WHAT IS NEEDED
Copy each of the entries below faithfully, setting aside any pictures.
<<<<
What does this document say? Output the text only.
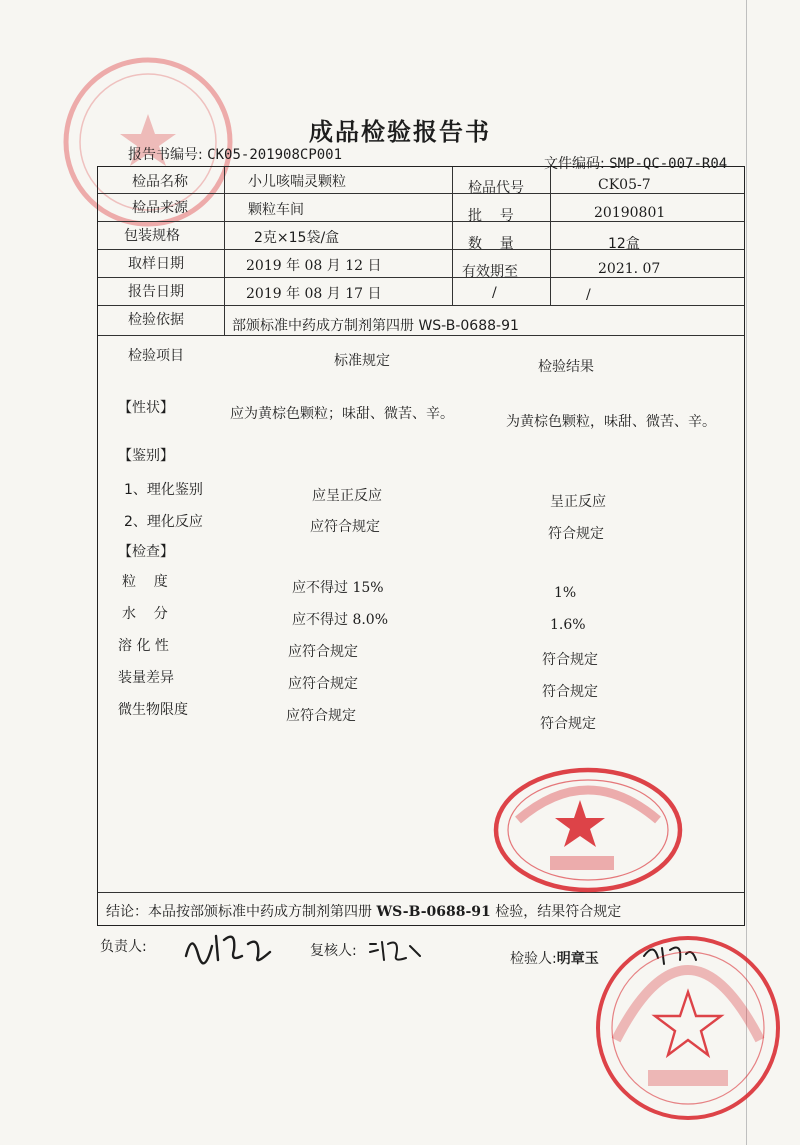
成品检验报告书
报告书编号: CK05-201908CP001
文件编码: SMP-QC-007-R04
检品名称	小儿咳喘灵颗粒	检品代号	CK05-7
检品来源	颗粒车间	批    号	20190801
包装规格	2克×15袋/盒	数    量	12盒
取样日期	2019 年 08 月 12 日	有效期至	2021. 07
报告日期	2019 年 08 月 17 日	/	/
检验依据	部颁标准中药成方制剂第四册 WS-B-0688-91
检验项目	标准规定	检验结果
【性状】	应为黄棕色颗粒；味甜、微苦、辛。	为黄棕色颗粒，味甜、微苦、辛。
【鉴别】
1、理化鉴别	应呈正反应	呈正反应
2、理化反应	应符合规定	符合规定
【检查】
粒    度	应不得过 15%	1%
水    分	应不得过 8.0%	1.6%
溶 化 性	应符合规定	符合规定
装量差异	应符合规定	符合规定
微生物限度	应符合规定	符合规定
结论：本品按部颁标准中药成方制剂第四册 WS-B-0688-91 检验，结果符合规定
负责人:	复核人:	检验人:明章玉
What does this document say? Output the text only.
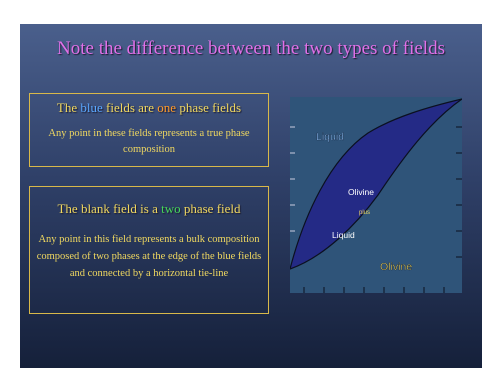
Note the difference between the two types of fields
The blue fields are one phase fields
Any point in these fields represents a true phase composition
The blank field is a two phase field
Any point in this field represents a bulk composition composed of two phases at the edge of the blue fields and connected by a horizontal tie-line
Liquid
Olivine
plus
Liquid
Olivine
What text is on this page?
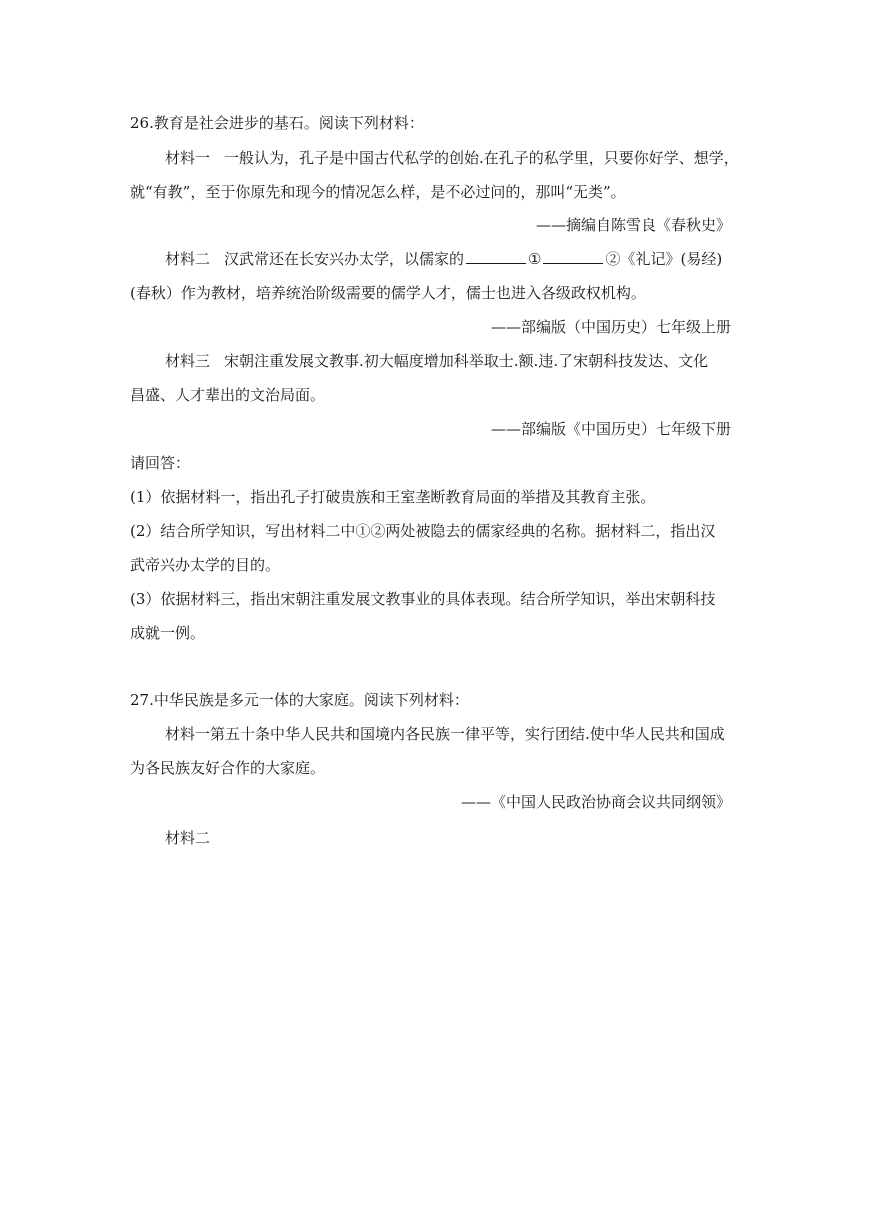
26.教育是社会进步的基石。阅读下列材料：
材料一 一般认为，孔子是中国古代私学的创始.在孔子的私学里，只要你好学、想学，
就“有教”，至于你原先和现今的情况怎么样，是不必过问的，那叫“无类”。
——摘编自陈雪良《春秋史》
材料二 汉武常还在长安兴办太学，以儒家的	①	②《礼记》(易经)
(春秋）作为教材，培养统治阶级需要的儒学人才，儒士也进入各级政权机构。
——部编版（中国历史）七年级上册
材料三 宋朝注重发展文教事.初大幅度增加科举取士.额.违.了宋朝科技发达、文化
昌盛、人才辈出的文治局面。
——部编版《中国历史）七年级下册
请回答：
(1）依据材料一，指出孔子打破贵族和王室垄断教育局面的举措及其教育主张。
(2）结合所学知识，写出材料二中①②两处被隐去的儒家经典的名称。据材料二，指出汉
武帝兴办太学的目的。
(3）依据材料三，指出宋朝注重发展文教事业的具体表现。结合所学知识，举出宋朝科技
成就一例。
27.中华民族是多元一体的大家庭。阅读下列材料：
材料一第五十条中华人民共和国境内各民族一律平等，实行团结.使中华人民共和国成
为各民族友好合作的大家庭。
——《中国人民政治协商会议共同纲领》
材料二
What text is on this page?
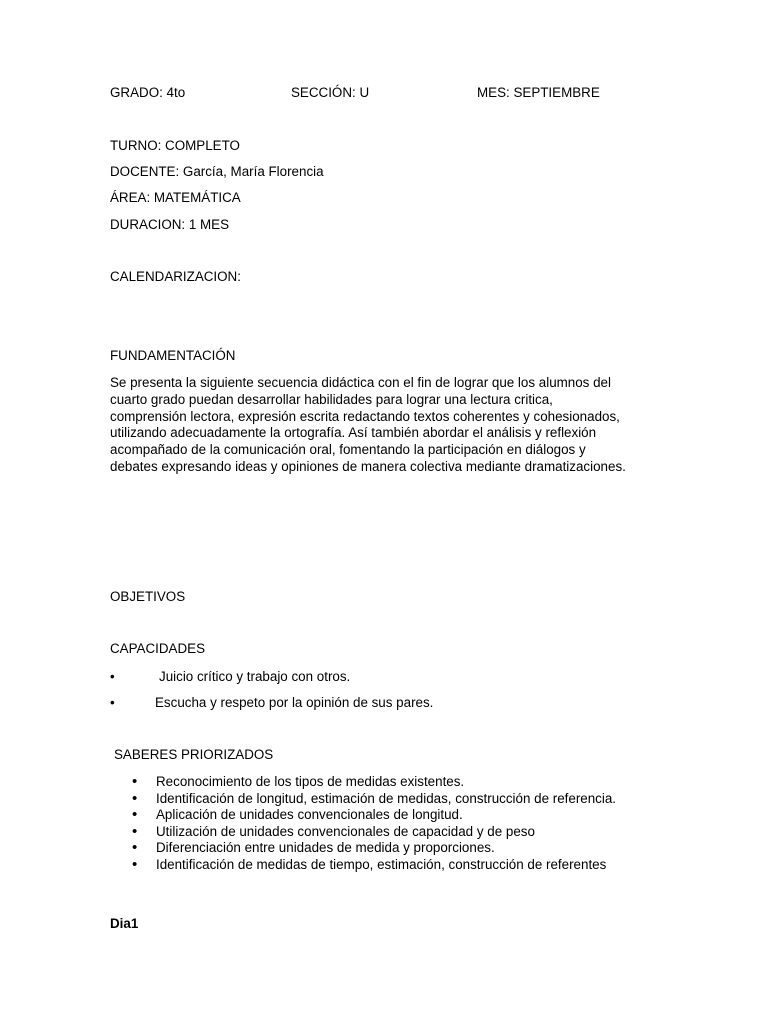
GRADO: 4to	SECCIÓN: U	MES: SEPTIEMBRE
TURNO: COMPLETO
DOCENTE: García, María Florencia
ÁREA: MATEMÁTICA
DURACION: 1 MES
CALENDARIZACION:
FUNDAMENTACIÓN
Se presenta la siguiente secuencia didáctica con el fin de lograr que los alumnos del
cuarto grado puedan desarrollar habilidades para lograr una lectura critica,
comprensión lectora, expresión escrita redactando textos coherentes y cohesionados,
utilizando adecuadamente la ortografía. Así también abordar el análisis y reflexión
acompañado de la comunicación oral, fomentando la participación en diálogos y
debates expresando ideas y opiniones de manera colectiva mediante dramatizaciones.
OBJETIVOS
CAPACIDADES
•	Juicio crítico y trabajo con otros.
•	Escucha y respeto por la opinión de sus pares.
SABERES PRIORIZADOS
• Reconocimiento de los tipos de medidas existentes.
• Identificación de longitud, estimación de medidas, construcción de referencia.
• Aplicación de unidades convencionales de longitud.
• Utilización de unidades convencionales de capacidad y de peso
• Diferenciación entre unidades de medida y proporciones.
• Identificación de medidas de tiempo, estimación, construcción de referentes
Dia1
>>>>
EXERCISE RESULT
What does this document say? Output the text only.
成品检验报告书
报告书编号: CK05-201908CP001
文件编码: SMP-QC-007-R04
检品名称	小儿咳喘灵颗粒	检品代号	CK05-7
检品来源	颗粒车间	批    号	20190801
包装规格	2克×15袋/盒	数    量	12盒
取样日期	2019 年 08 月 12 日	有效期至	2021. 07
报告日期	2019 年 08 月 17 日	/	/
检验依据	部颁标准中药成方制剂第四册 WS-B-0688-91
检验项目	标准规定	检验结果
【性状】	应为黄棕色颗粒；味甜、微苦、辛。	为黄棕色颗粒，味甜、微苦、辛。
【鉴别】
1、理化鉴别	应呈正反应	呈正反应
2、理化反应	应符合规定	符合规定
【检查】
粒    度	应不得过 15%	1%
水    分	应不得过 8.0%	1.6%
溶 化 性	应符合规定	符合规定
装量差异	应符合规定	符合规定
微生物限度	应符合规定	符合规定
结论：本品按部颁标准中药成方制剂第四册 WS-B-0688-91 检验，结果符合规定
负责人:	复核人:	检验人:明章玉
What does this document say? Output the text only.
Note the difference between the two types of fields
The blue fields are one phase fields
Any point in these fields represents a true phase composition
The blank field is a two phase field
Any point in this field represents a bulk composition composed of two phases at the edge of the blue fields and connected by a horizontal tie-line
Liquid
Olivine
plus
Liquid
Olivine
What text is on this page?
26.教育是社会进步的基石。阅读下列材料：
材料一 一般认为，孔子是中国古代私学的创始.在孔子的私学里，只要你好学、想学，
就“有教”，至于你原先和现今的情况怎么样，是不必过问的，那叫“无类”。
——摘编自陈雪良《春秋史》
材料二 汉武常还在长安兴办太学，以儒家的	①	②《礼记》(易经)
(春秋）作为教材，培养统治阶级需要的儒学人才，儒士也进入各级政权机构。
——部编版（中国历史）七年级上册
材料三 宋朝注重发展文教事.初大幅度增加科举取士.额.违.了宋朝科技发达、文化
昌盛、人才辈出的文治局面。
——部编版《中国历史）七年级下册
请回答：
(1）依据材料一，指出孔子打破贵族和王室垄断教育局面的举措及其教育主张。
(2）结合所学知识，写出材料二中①②两处被隐去的儒家经典的名称。据材料二，指出汉
武帝兴办太学的目的。
(3）依据材料三，指出宋朝注重发展文教事业的具体表现。结合所学知识，举出宋朝科技
成就一例。
27.中华民族是多元一体的大家庭。阅读下列材料：
材料一第五十条中华人民共和国境内各民族一律平等，实行团结.使中华人民共和国成
为各民族友好合作的大家庭。
——《中国人民政治协商会议共同纲领》
材料二
What text is on this page?
GRADO: 4to	SECCIÓN: U	MES: SEPTIEMBRE
TURNO: COMPLETO
DOCENTE: García, María Florencia
ÁREA: MATEMÁTICA
DURACION: 1 MES
CALENDARIZACION:
FUNDAMENTACIÓN
Se presenta la siguiente secuencia didáctica con el fin de lograr que los alumnos del
cuarto grado puedan desarrollar habilidades para lograr una lectura critica,
comprensión lectora, expresión escrita redactando textos coherentes y cohesionados,
utilizando adecuadamente la ortografía. Así también abordar el análisis y reflexión
acompañado de la comunicación oral, fomentando la participación en diálogos y
debates expresando ideas y opiniones de manera colectiva mediante dramatizaciones.
OBJETIVOS
CAPACIDADES
•	Juicio crítico y trabajo con otros.
•	Escucha y respeto por la opinión de sus pares.
SABERES PRIORIZADOS
• Reconocimiento de los tipos de medidas existentes.
• Identificación de longitud, estimación de medidas, construcción de referencia.
• Aplicación de unidades convencionales de longitud.
• Utilización de unidades convencionales de capacidad y de peso
• Diferenciación entre unidades de medida y proporciones.
• Identificación de medidas de tiempo, estimación, construcción de referentes
Dia1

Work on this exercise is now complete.